PROBLEM STATEMENT> Repeat the lines of the records word for word, starting with the line that contains "bed-right[interactable]: Bett [745, 165, 957, 252]" and going on through the end of the records.

RECORDS SUPPLIED>
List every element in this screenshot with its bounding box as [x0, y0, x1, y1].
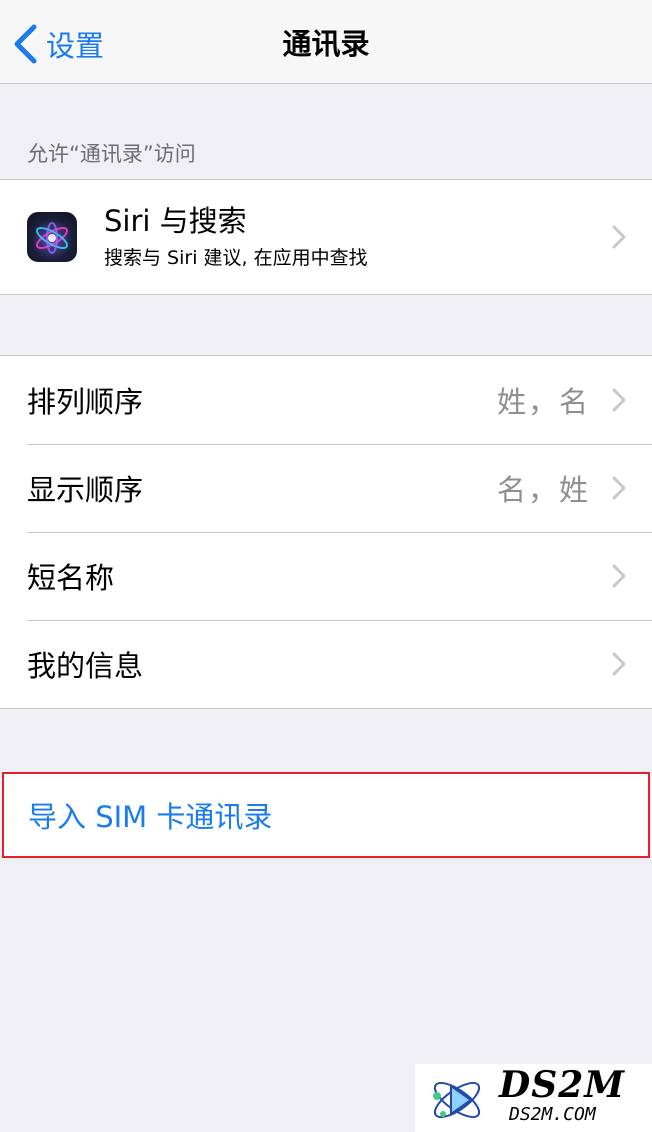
- section-header: 允许“通讯录”访问: [27, 142, 196, 166]
- display-order-label: 显示顺序: [27, 473, 144, 507]
- my-info-label: 我的信息: [27, 649, 144, 683]
- siri-title: Siri 与搜索: [104, 204, 247, 238]
- watermark: DS2M DS2M.COM: [415, 1064, 652, 1132]
- siri-group: Siri 与搜索 搜索与 Siri 建议, 在应用中查找: [0, 179, 652, 295]
- display-order-value: 名，姓: [496, 473, 590, 507]
- short-name-row[interactable]: 短名称: [0, 532, 652, 620]
- chevron-right-icon: [612, 564, 626, 588]
- import-sim-contacts-label: 导入 SIM 卡通讯录: [28, 800, 273, 834]
- page-title: 通讯录: [282, 27, 370, 61]
- siri-subtitle: 搜索与 Siri 建议, 在应用中查找: [104, 247, 368, 269]
- import-sim-contacts-button[interactable]: 导入 SIM 卡通讯录: [2, 772, 650, 858]
- atom-logo-icon: [433, 1081, 481, 1119]
- siri-search-row[interactable]: Siri 与搜索 搜索与 Siri 建议, 在应用中查找: [0, 180, 652, 294]
- chevron-right-icon: [612, 476, 626, 500]
- sort-order-row[interactable]: 排列顺序 姓，名: [0, 356, 652, 444]
- chevron-right-icon: [612, 652, 626, 676]
- my-info-row[interactable]: 我的信息: [0, 620, 652, 708]
- short-name-label: 短名称: [27, 561, 115, 595]
- siri-icon: [27, 212, 77, 262]
- chevron-right-icon: [612, 388, 626, 412]
- navigation-bar: 设置 通讯录: [0, 0, 652, 84]
- chevron-right-icon: [612, 225, 626, 249]
- contacts-settings-group: 排列顺序 姓，名 显示顺序 名，姓 短名称 我的信息: [0, 355, 652, 709]
- sort-order-label: 排列顺序: [27, 385, 144, 419]
- watermark-subtitle: DS2M.COM: [509, 1104, 596, 1125]
- display-order-row[interactable]: 显示顺序 名，姓: [0, 444, 652, 532]
- watermark-title: DS2M: [499, 1064, 626, 1106]
- sort-order-value: 姓，名: [496, 385, 590, 419]
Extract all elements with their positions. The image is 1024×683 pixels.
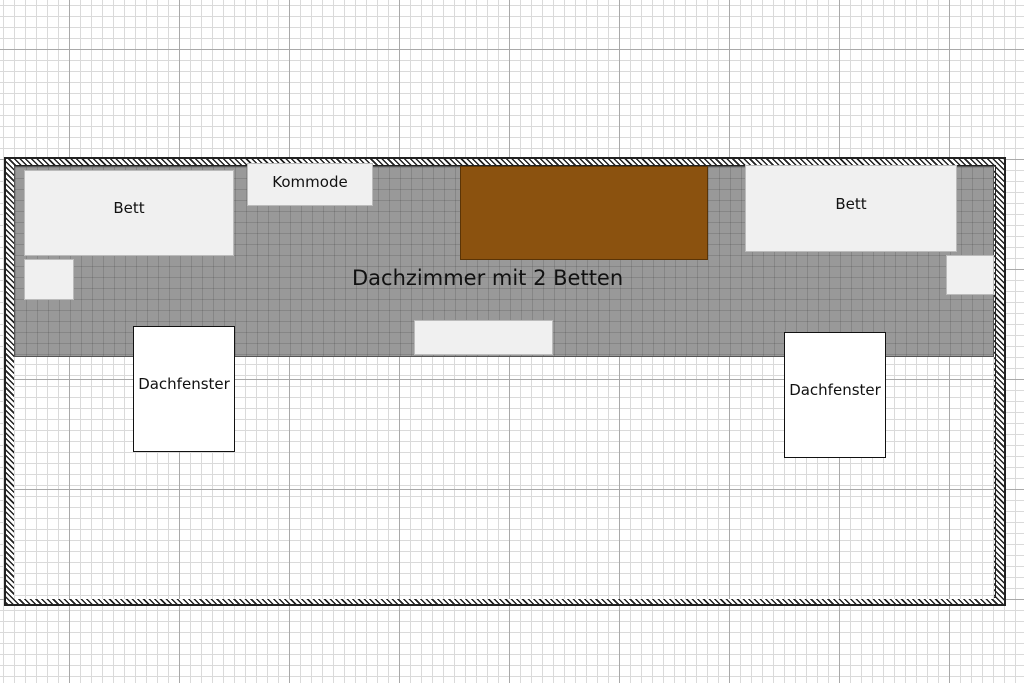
bed-right[interactable]: Bett [745, 165, 957, 252]
skylight-right[interactable]: Dachfenster [784, 332, 886, 458]
bed-left[interactable]: Bett [24, 170, 234, 256]
bed-left-label: Bett [113, 199, 145, 217]
skylight-left-label: Dachfenster [138, 375, 230, 393]
table[interactable] [414, 320, 553, 355]
wardrobe-block[interactable] [460, 166, 708, 260]
skylight-right-label: Dachfenster [789, 381, 881, 399]
skylight-left[interactable]: Dachfenster [133, 326, 235, 452]
dresser-label: Kommode [272, 172, 348, 191]
dresser[interactable]: Kommode [247, 163, 373, 206]
bed-right-label: Bett [835, 194, 867, 213]
nightstand-left[interactable] [24, 259, 74, 300]
nightstand-right[interactable] [946, 255, 994, 295]
room-label: Dachzimmer mit 2 Betten [352, 266, 624, 290]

SOLUTION FOR THIS EXERCISE>
bed-right[interactable]: Bett [745, 165, 957, 252]
skylight-right[interactable]: Dachfenster [784, 332, 886, 458]
bed-left[interactable]: Bett [24, 170, 234, 256]
bed-left-label: Bett [113, 199, 145, 217]
skylight-left-label: Dachfenster [138, 375, 230, 393]
table[interactable] [414, 320, 553, 355]
wardrobe-block[interactable] [460, 166, 708, 260]
skylight-right-label: Dachfenster [789, 381, 881, 399]
skylight-left[interactable]: Dachfenster [133, 326, 235, 452]
dresser-label: Kommode [272, 172, 348, 191]
dresser[interactable]: Kommode [247, 163, 373, 206]
bed-right-label: Bett [835, 194, 867, 213]
nightstand-left[interactable] [24, 259, 74, 300]
nightstand-right[interactable] [946, 255, 994, 295]
room-label: Dachzimmer mit 2 Betten [352, 266, 624, 290]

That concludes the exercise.